> Your task
Reproduce each of the records below verbatim, line for line, and omit the pictures from your copy.

> Extracted information
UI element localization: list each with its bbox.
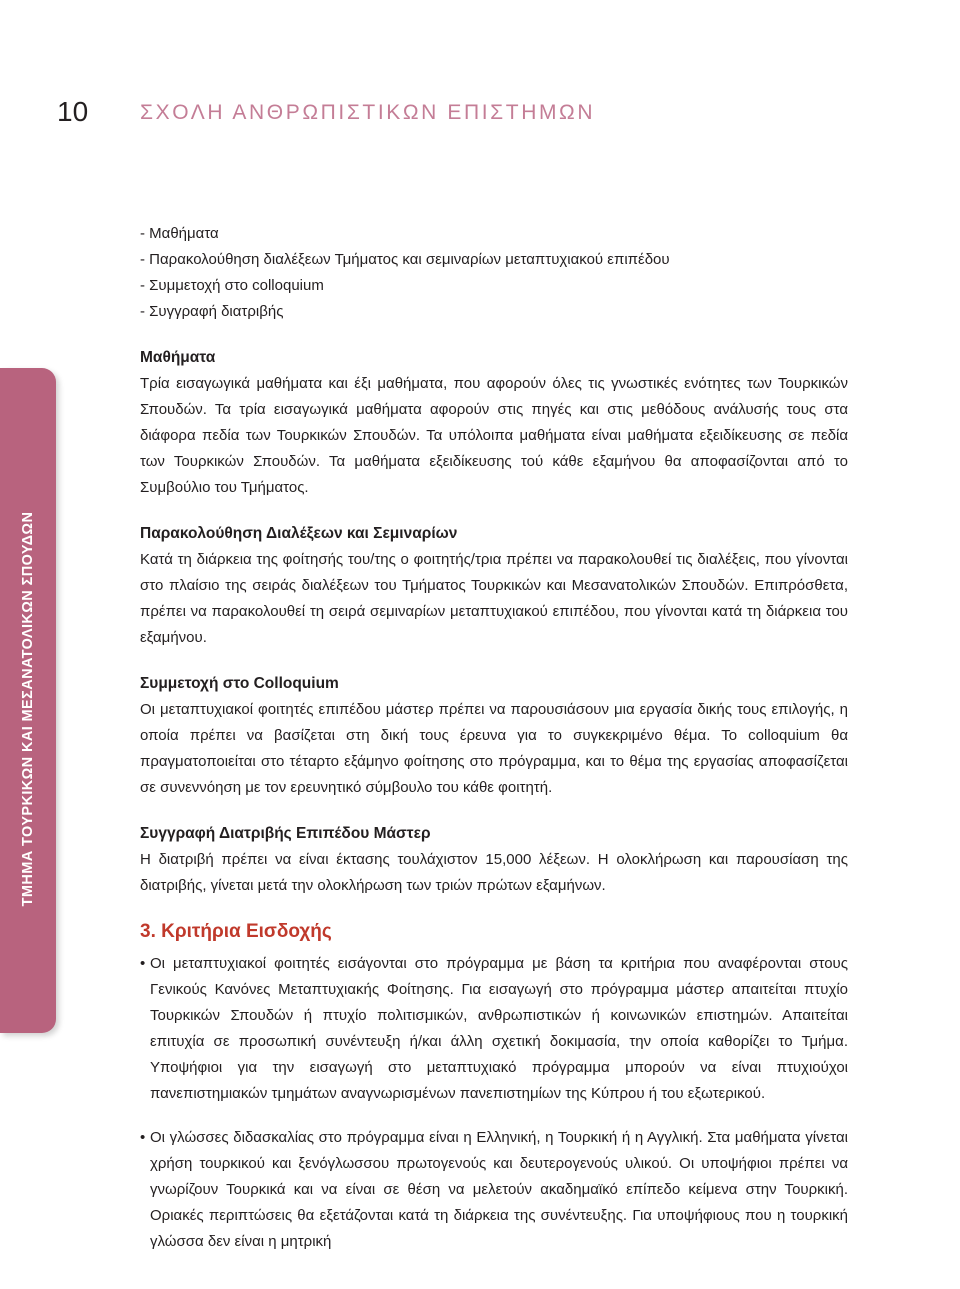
intro-list <box>140 221 848 325</box>
bullet-icon: • <box>140 1129 146 1146</box>
list-item: - Παρακολούθηση διαλέξεων Τμήματος και σεμιναρίων μεταπτυχιακού επιπέδου <box>140 251 670 268</box>
criteria-bullet <box>140 951 848 1107</box>
list-item: - Μαθήματα <box>140 225 219 242</box>
school-title: ΣΧΟΛΗ ΑΝΘΡΩΠΙΣΤΙΚΩΝ ΕΠΙΣΤΗΜΩΝ <box>140 101 596 124</box>
section-thesis <box>140 821 848 899</box>
section-body: Οι μεταπτυχιακοί φοιτητές επιπέδου μάστερ πρέπει να παρουσιάσουν μια εργασία δικής τους επιλογής, η οποία πρέπει να βασίζεται στη δική τους έρευνα για το συγκεκριμένο θέμα. Το colloquium θα πραγματοποιείται στο τέταρτο εξάμηνο φοίτησης στο πρόγραμμα, και το θέμα της εργασίας αποφασίζεται σε συνεννόηση με τον ερευνητικό σύμβουλο του κάθε φοιτητή. <box>140 701 848 796</box>
bullet-text: Οι γλώσσες διδασκαλίας στο πρόγραμμα είναι η Ελληνική, η Τουρκική ή η Αγγλική. Στα μαθήματα γίνεται χρήση τουρκικού και ξενόγλωσσου πρωτογενούς και δευτερογενούς υλικού. Οι υποψήφιοι πρέπει να γνωρίζουν Τουρκικά και να είναι σε θέση να μελετούν ακαδημαϊκό επίπεδο κείμενα στην Τουρκική. Οριακές περιπτώσεις θα εξετάζονται κατά τη διάρκεια της συνέντευξης. Για υποψήφιους που η τουρκική γλώσσα δεν είναι η μητρική <box>150 1129 848 1250</box>
side-tab-label: ΤΜΗΜΑ ΤΟΥΡΚΙΚΩΝ ΚΑΙ ΜΕΣΑΝΑΤΟΛΙΚΩΝ ΣΠΟΥΔΩΝ <box>20 511 36 907</box>
bullet-icon: • <box>140 955 146 972</box>
section-heading: Συγγραφή Διατριβής Επιπέδου Μάστερ <box>140 825 431 842</box>
section-heading: Μαθήματα <box>140 349 216 366</box>
section-body: Κατά τη διάρκεια της φοίτησής του/της ο φοιτητής/τρια πρέπει να παρακολουθεί τις διαλέξεις, που γίνονται στο πλαίσιο της σειράς διαλέξεων του Τμήματος Τουρκικών και Μεσανατολικών Σπουδών. Επιπρόσθετα, πρέπει να παρακολουθεί τη σειρά σεμιναρίων μεταπτυχιακού επιπέδου, που γίνονται κατά τη διάρκεια του εξαμήνου. <box>140 551 848 646</box>
list-item: - Συμμετοχή στο colloquium <box>140 277 324 294</box>
bullet-text: Οι μεταπτυχιακοί φοιτητές εισάγονται στο πρόγραμμα με βάση τα κριτήρια που αναφέρονται στους Γενικούς Κανόνες Μεταπτυχιακής Φοίτησης. Για εισαγωγή στο πρόγραμμα μάστερ απαιτείται πτυχίο Τουρκικών Σπουδών ή πτυχίο πολιτισμικών, ανθρωπιστικών ή κοινωνικών επιστημών. Απαιτείται επιτυχία σε προσωπική συνέντευξη ή/και άλλη σχετική δοκιμασία, την οποία καθορίζει το Τμήμα. Υποψήφιοι για την εισαγωγή στο μεταπτυχιακό πρόγραμμα μπορούν να είναι πτυχιούχοι πανεπιστημιακών τμημάτων αναγνωρισμένων πανεπιστημίων της Κύπρου ή του εξωτερικού. <box>150 955 848 1102</box>
section-body: Τρία εισαγωγικά μαθήματα και έξι μαθήματα, που αφορούν όλες τις γνωστικές ενότητες των Τουρκικών Σπουδών. Τα τρία εισαγωγικά μαθήματα αφορούν στις πηγές και στις μεθόδους ανάλυσής τους στα διάφορα πεδία των Τουρκικών Σπουδών. Τα υπόλοιπα μαθήματα είναι μαθήματα εξειδίκευσης σε πεδία των Τουρκικών Σπουδών. Τα μαθήματα εξειδίκευσης τού κάθε εξαμήνου θα αποφασίζονται από το Συμβούλιο του Τμήματος. <box>140 375 848 496</box>
criteria-title: 3. Κριτήρια Εισδοχής <box>140 921 332 942</box>
section-heading: Συμμετοχή στο Colloquium <box>140 675 339 692</box>
page-number: 10 <box>57 96 89 127</box>
section-lectures-seminars <box>140 521 848 651</box>
list-item: - Συγγραφή διατριβής <box>140 303 284 320</box>
section-colloquium <box>140 671 848 801</box>
main-content <box>140 221 848 1255</box>
criteria-bullet <box>140 1125 848 1255</box>
section-courses <box>140 345 848 501</box>
section-heading: Παρακολούθηση Διαλέξεων και Σεμιναρίων <box>140 525 458 542</box>
section-body: Η διατριβή πρέπει να είναι έκτασης τουλάχιστον 15,000 λέξεων. Η ολοκλήρωση και παρουσίαση της διατριβής, γίνεται μετά την ολοκλήρωση των τριών πρώτων εξαμήνων. <box>140 851 848 894</box>
side-tab <box>0 368 56 1033</box>
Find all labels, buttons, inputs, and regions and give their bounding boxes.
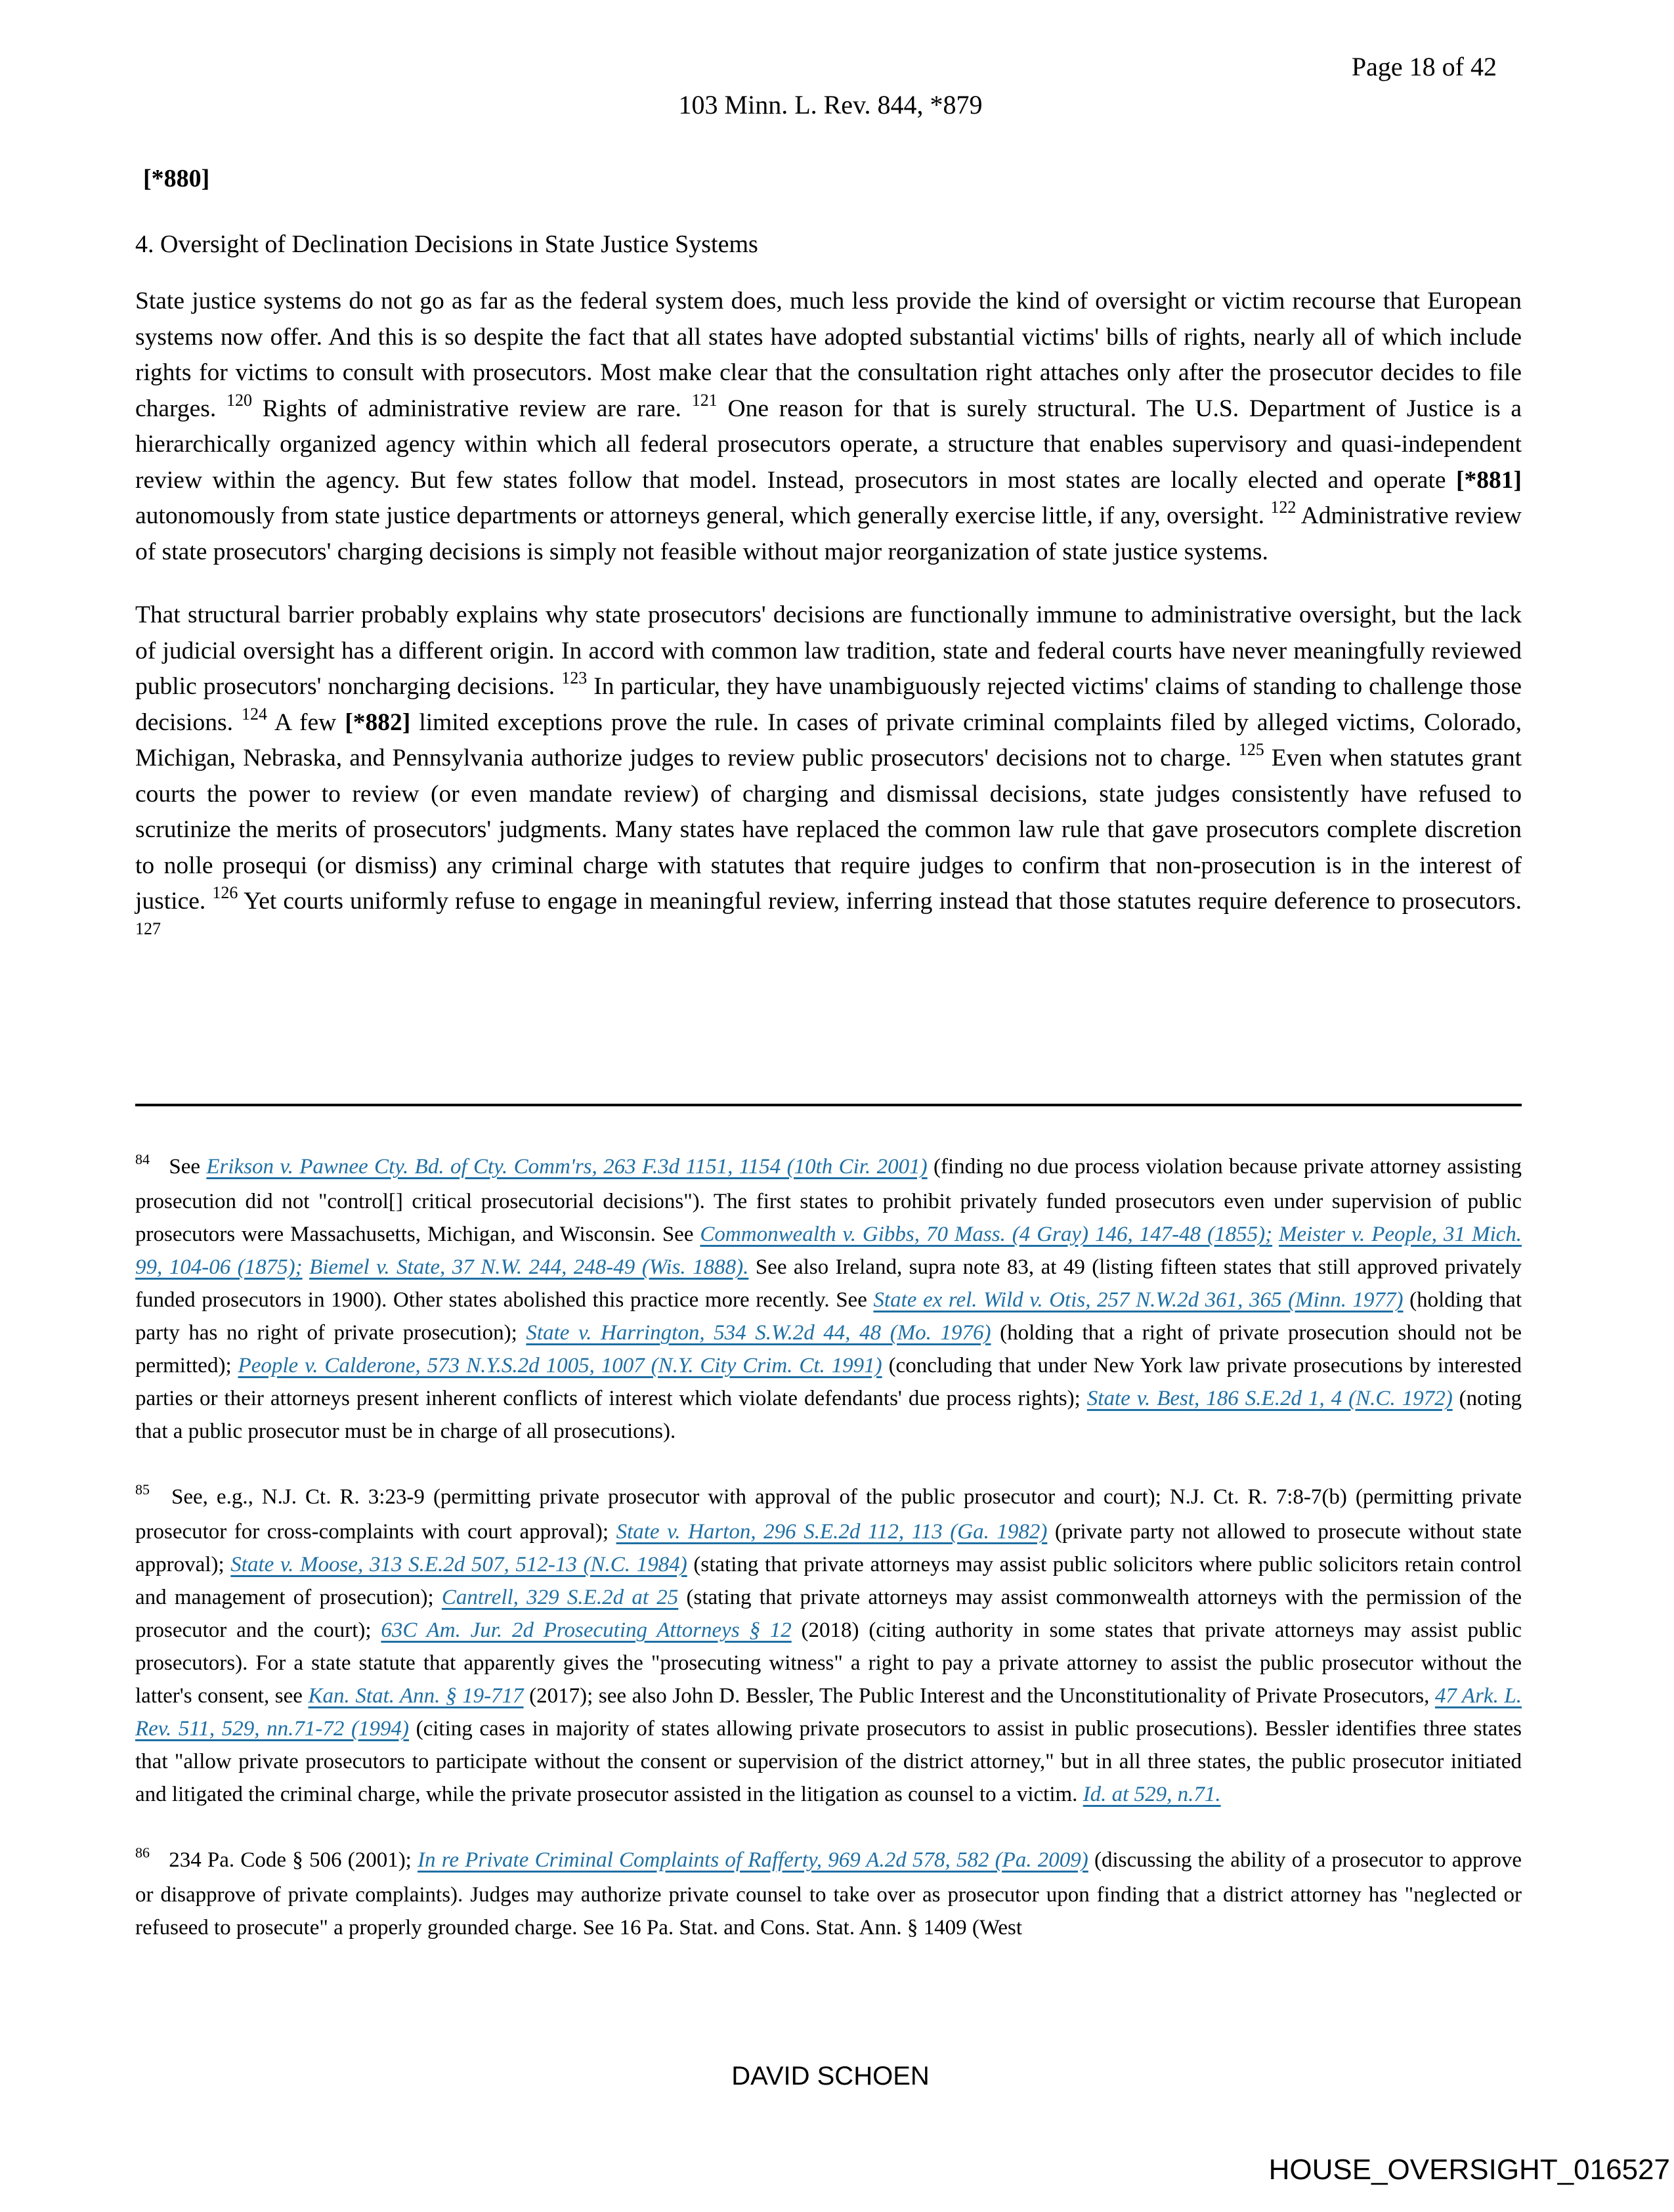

> Written response
UI element localization: list each with its bbox.
intro-list <box>140 221 848 325</box>
bullet-icon: • <box>140 1129 146 1146</box>
list-item: - Παρακολούθηση διαλέξεων Τμήματος και σεμιναρίων μεταπτυχιακού επιπέδου <box>140 251 670 268</box>
criteria-bullet <box>140 951 848 1107</box>
list-item: - Μαθήματα <box>140 225 219 242</box>
school-title: ΣΧΟΛΗ ΑΝΘΡΩΠΙΣΤΙΚΩΝ ΕΠΙΣΤΗΜΩΝ <box>140 101 596 124</box>
section-thesis <box>140 821 848 899</box>
section-body: Οι μεταπτυχιακοί φοιτητές επιπέδου μάστερ πρέπει να παρουσιάσουν μια εργασία δικής τους επιλογής, η οποία πρέπει να βασίζεται στη δική τους έρευνα για το συγκεκριμένο θέμα. Το colloquium θα πραγματοποιείται στο τέταρτο εξάμηνο φοίτησης στο πρόγραμμα, και το θέμα της εργασίας αποφασίζεται σε συνεννόηση με τον ερευνητικό σύμβουλο του κάθε φοιτητή. <box>140 701 848 796</box>
bullet-text: Οι γλώσσες διδασκαλίας στο πρόγραμμα είναι η Ελληνική, η Τουρκική ή η Αγγλική. Στα μαθήματα γίνεται χρήση τουρκικού και ξενόγλωσσου πρωτογενούς και δευτερογενούς υλικού. Οι υποψήφιοι πρέπει να γνωρίζουν Τουρκικά και να είναι σε θέση να μελετούν ακαδημαϊκό επίπεδο κείμενα στην Τουρκική. Οριακές περιπτώσεις θα εξετάζονται κατά τη διάρκεια της συνέντευξης. Για υποψήφιους που η τουρκική γλώσσα δεν είναι η μητρική <box>150 1129 848 1250</box>
side-tab-label: ΤΜΗΜΑ ΤΟΥΡΚΙΚΩΝ ΚΑΙ ΜΕΣΑΝΑΤΟΛΙΚΩΝ ΣΠΟΥΔΩΝ <box>20 511 36 907</box>
bullet-icon: • <box>140 955 146 972</box>
section-heading: Συγγραφή Διατριβής Επιπέδου Μάστερ <box>140 825 431 842</box>
section-heading: Μαθήματα <box>140 349 216 366</box>
section-body: Κατά τη διάρκεια της φοίτησής του/της ο φοιτητής/τρια πρέπει να παρακολουθεί τις διαλέξεις, που γίνονται στο πλαίσιο της σειράς διαλέξεων του Τμήματος Τουρκικών και Μεσανατολικών Σπουδών. Επιπρόσθετα, πρέπει να παρακολουθεί τη σειρά σεμιναρίων μεταπτυχιακού επιπέδου, που γίνονται κατά τη διάρκεια του εξαμήνου. <box>140 551 848 646</box>
list-item: - Συμμετοχή στο colloquium <box>140 277 324 294</box>
bullet-text: Οι μεταπτυχιακοί φοιτητές εισάγονται στο πρόγραμμα με βάση τα κριτήρια που αναφέρονται στους Γενικούς Κανόνες Μεταπτυχιακής Φοίτησης. Για εισαγωγή στο πρόγραμμα μάστερ απαιτείται πτυχίο Τουρκικών Σπουδών ή πτυχίο πολιτισμικών, ανθρωπιστικών ή κοινωνικών επιστημών. Απαιτείται επιτυχία σε προσωπική συνέντευξη ή/και άλλη σχετική δοκιμασία, την οποία καθορίζει το Τμήμα. Υποψήφιοι για την εισαγωγή στο μεταπτυχιακό πρόγραμμα μπορούν να είναι πτυχιούχοι πανεπιστημιακών τμημάτων αναγνωρισμένων πανεπιστημίων της Κύπρου ή του εξωτερικού. <box>150 955 848 1102</box>
section-body: Τρία εισαγωγικά μαθήματα και έξι μαθήματα, που αφορούν όλες τις γνωστικές ενότητες των Τουρκικών Σπουδών. Τα τρία εισαγωγικά μαθήματα αφορούν στις πηγές και στις μεθόδους ανάλυσής τους στα διάφορα πεδία των Τουρκικών Σπουδών. Τα υπόλοιπα μαθήματα είναι μαθήματα εξειδίκευσης σε πεδία των Τουρκικών Σπουδών. Τα μαθήματα εξειδίκευσης τού κάθε εξαμήνου θα αποφασίζονται από το Συμβούλιο του Τμήματος. <box>140 375 848 496</box>
criteria-title: 3. Κριτήρια Εισδοχής <box>140 921 332 942</box>
section-heading: Συμμετοχή στο Colloquium <box>140 675 339 692</box>
page-number: 10 <box>57 96 89 127</box>
section-lectures-seminars <box>140 521 848 651</box>
list-item: - Συγγραφή διατριβής <box>140 303 284 320</box>
section-colloquium <box>140 671 848 801</box>
main-content <box>140 221 848 1255</box>
criteria-bullet <box>140 1125 848 1255</box>
section-courses <box>140 345 848 501</box>
section-heading: Παρακολούθηση Διαλέξεων και Σεμιναρίων <box>140 525 458 542</box>
section-body: Η διατριβή πρέπει να είναι έκτασης τουλάχιστον 15,000 λέξεων. Η ολοκλήρωση και παρουσίαση της διατριβής, γίνεται μετά την ολοκλήρωση των τριών πρώτων εξαμήνων. <box>140 851 848 894</box>
side-tab <box>0 368 56 1033</box>
Find all labels, buttons, inputs, and regions and give their bounding boxes.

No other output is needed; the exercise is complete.